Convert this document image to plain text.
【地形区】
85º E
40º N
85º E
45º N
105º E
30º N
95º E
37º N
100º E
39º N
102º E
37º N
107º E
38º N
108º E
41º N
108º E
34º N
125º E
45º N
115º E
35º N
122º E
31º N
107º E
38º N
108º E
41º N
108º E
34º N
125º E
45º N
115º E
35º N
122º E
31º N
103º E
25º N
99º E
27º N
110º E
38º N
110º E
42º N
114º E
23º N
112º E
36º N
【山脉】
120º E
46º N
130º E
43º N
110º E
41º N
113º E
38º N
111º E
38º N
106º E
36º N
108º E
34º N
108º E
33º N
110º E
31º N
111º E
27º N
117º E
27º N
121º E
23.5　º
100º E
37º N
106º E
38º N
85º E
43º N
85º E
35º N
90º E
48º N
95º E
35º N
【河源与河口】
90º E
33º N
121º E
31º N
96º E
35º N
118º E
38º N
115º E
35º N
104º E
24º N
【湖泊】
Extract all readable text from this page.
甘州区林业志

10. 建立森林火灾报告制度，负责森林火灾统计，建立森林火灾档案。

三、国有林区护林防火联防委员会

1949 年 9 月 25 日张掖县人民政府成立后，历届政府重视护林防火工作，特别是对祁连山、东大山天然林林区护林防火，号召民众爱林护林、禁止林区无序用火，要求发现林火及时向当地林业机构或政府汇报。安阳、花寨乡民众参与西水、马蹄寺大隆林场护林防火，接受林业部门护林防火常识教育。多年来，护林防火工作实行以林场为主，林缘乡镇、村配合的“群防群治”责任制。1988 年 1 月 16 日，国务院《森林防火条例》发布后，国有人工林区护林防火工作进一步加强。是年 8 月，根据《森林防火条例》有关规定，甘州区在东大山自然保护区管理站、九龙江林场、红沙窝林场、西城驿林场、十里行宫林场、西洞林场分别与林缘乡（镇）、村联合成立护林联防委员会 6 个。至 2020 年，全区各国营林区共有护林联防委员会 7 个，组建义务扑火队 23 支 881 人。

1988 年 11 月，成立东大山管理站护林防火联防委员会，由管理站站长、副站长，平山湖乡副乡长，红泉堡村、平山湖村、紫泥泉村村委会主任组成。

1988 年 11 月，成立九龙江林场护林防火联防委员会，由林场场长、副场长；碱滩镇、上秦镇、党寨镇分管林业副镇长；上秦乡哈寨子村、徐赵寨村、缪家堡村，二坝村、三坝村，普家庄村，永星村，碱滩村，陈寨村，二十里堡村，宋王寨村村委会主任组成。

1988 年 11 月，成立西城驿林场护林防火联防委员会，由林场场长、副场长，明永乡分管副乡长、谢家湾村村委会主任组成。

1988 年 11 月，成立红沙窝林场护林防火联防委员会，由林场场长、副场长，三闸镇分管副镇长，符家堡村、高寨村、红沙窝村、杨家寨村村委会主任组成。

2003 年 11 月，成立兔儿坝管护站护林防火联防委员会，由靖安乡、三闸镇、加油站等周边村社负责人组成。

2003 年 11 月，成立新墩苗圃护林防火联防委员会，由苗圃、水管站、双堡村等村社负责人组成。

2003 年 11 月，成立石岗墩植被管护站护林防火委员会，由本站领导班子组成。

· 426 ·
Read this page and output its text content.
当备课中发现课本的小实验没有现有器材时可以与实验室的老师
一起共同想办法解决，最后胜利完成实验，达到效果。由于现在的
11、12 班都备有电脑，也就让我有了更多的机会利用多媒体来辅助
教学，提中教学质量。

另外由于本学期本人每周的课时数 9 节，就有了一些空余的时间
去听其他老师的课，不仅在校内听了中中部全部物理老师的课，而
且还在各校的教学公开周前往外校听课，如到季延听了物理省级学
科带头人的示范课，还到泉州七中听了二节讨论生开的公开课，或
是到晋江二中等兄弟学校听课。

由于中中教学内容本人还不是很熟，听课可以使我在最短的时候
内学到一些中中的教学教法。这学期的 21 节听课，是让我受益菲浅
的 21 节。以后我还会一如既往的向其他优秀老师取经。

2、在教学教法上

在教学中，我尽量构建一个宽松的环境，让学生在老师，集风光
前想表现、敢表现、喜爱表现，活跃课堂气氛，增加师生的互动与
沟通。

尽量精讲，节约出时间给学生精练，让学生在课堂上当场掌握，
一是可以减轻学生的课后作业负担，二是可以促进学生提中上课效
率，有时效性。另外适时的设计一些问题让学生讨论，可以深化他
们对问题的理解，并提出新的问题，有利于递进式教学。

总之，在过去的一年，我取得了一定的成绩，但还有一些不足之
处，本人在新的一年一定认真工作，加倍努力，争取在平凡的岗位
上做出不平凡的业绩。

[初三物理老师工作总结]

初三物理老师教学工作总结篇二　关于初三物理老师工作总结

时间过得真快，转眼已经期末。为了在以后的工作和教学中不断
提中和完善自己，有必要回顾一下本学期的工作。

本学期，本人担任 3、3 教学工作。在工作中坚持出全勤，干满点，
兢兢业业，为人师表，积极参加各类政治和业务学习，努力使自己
**********
Check each line of the records for the word "this", and show the lines that contain it.

Convert this document image to plain text.
Extract all readable text from this page.
Read this page and output its text content.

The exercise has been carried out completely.